━━━ RAW DATA

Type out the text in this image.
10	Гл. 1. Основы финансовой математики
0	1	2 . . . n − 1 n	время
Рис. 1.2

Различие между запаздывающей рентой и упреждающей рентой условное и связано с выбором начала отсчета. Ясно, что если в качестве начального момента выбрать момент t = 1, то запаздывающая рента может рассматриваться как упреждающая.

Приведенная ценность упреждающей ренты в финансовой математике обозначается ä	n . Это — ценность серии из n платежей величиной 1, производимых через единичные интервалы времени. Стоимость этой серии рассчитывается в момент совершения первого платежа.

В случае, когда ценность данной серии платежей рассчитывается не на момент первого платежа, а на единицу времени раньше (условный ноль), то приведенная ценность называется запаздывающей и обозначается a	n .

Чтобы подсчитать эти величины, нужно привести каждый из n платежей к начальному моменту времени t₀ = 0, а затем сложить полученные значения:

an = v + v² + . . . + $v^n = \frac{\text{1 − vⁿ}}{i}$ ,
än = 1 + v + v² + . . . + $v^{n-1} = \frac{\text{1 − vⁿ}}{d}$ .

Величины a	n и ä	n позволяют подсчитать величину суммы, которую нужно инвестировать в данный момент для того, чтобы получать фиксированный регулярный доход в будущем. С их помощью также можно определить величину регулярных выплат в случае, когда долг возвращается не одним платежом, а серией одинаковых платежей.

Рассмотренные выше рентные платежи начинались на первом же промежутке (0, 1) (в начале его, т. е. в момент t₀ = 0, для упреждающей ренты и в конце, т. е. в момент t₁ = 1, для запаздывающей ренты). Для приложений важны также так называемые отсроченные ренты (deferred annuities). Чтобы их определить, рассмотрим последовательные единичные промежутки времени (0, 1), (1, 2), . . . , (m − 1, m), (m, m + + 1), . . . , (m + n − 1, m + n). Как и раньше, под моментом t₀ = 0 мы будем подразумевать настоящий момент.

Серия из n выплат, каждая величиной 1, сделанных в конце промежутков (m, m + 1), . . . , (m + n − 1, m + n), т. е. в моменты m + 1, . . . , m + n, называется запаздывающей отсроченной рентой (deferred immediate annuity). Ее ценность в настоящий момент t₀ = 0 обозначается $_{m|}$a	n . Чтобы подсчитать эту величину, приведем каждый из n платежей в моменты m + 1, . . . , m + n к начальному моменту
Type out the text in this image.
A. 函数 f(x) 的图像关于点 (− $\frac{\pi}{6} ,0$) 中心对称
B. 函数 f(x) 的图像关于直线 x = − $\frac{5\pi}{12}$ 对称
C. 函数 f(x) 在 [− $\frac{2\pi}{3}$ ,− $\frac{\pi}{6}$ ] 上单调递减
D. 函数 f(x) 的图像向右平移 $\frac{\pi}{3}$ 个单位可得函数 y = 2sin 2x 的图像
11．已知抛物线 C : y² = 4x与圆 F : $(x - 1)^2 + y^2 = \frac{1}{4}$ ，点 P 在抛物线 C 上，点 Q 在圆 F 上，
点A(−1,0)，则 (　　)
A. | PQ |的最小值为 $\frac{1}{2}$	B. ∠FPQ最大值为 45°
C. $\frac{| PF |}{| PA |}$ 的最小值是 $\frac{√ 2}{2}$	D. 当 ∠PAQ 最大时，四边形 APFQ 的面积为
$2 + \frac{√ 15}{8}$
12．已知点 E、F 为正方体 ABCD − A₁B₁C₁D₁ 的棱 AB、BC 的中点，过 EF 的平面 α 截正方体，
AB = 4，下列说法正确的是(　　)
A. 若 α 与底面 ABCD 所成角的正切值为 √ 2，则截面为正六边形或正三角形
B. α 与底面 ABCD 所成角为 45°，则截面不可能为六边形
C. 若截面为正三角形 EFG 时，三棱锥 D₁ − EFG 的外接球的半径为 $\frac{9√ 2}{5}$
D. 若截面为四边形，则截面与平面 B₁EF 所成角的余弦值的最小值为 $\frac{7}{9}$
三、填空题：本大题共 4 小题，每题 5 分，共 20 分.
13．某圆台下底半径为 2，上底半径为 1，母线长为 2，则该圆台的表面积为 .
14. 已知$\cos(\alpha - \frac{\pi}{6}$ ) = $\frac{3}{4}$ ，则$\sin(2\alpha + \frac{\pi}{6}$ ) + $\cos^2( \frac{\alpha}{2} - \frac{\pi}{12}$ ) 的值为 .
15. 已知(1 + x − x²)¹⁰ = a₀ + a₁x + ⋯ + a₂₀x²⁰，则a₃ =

━━━━━━

- THE TASK -
Report all lines of the data that include the word "text".

- EXERCISE SOLUTION -
Type out the text in this image.
an = v + v² + . . . + $v^n = \frac{\text{1 − vⁿ}}{i}$ ,
än = 1 + v + v² + . . . + $v^{n-1} = \frac{\text{1 − vⁿ}}{d}$ .
Type out the text in this image.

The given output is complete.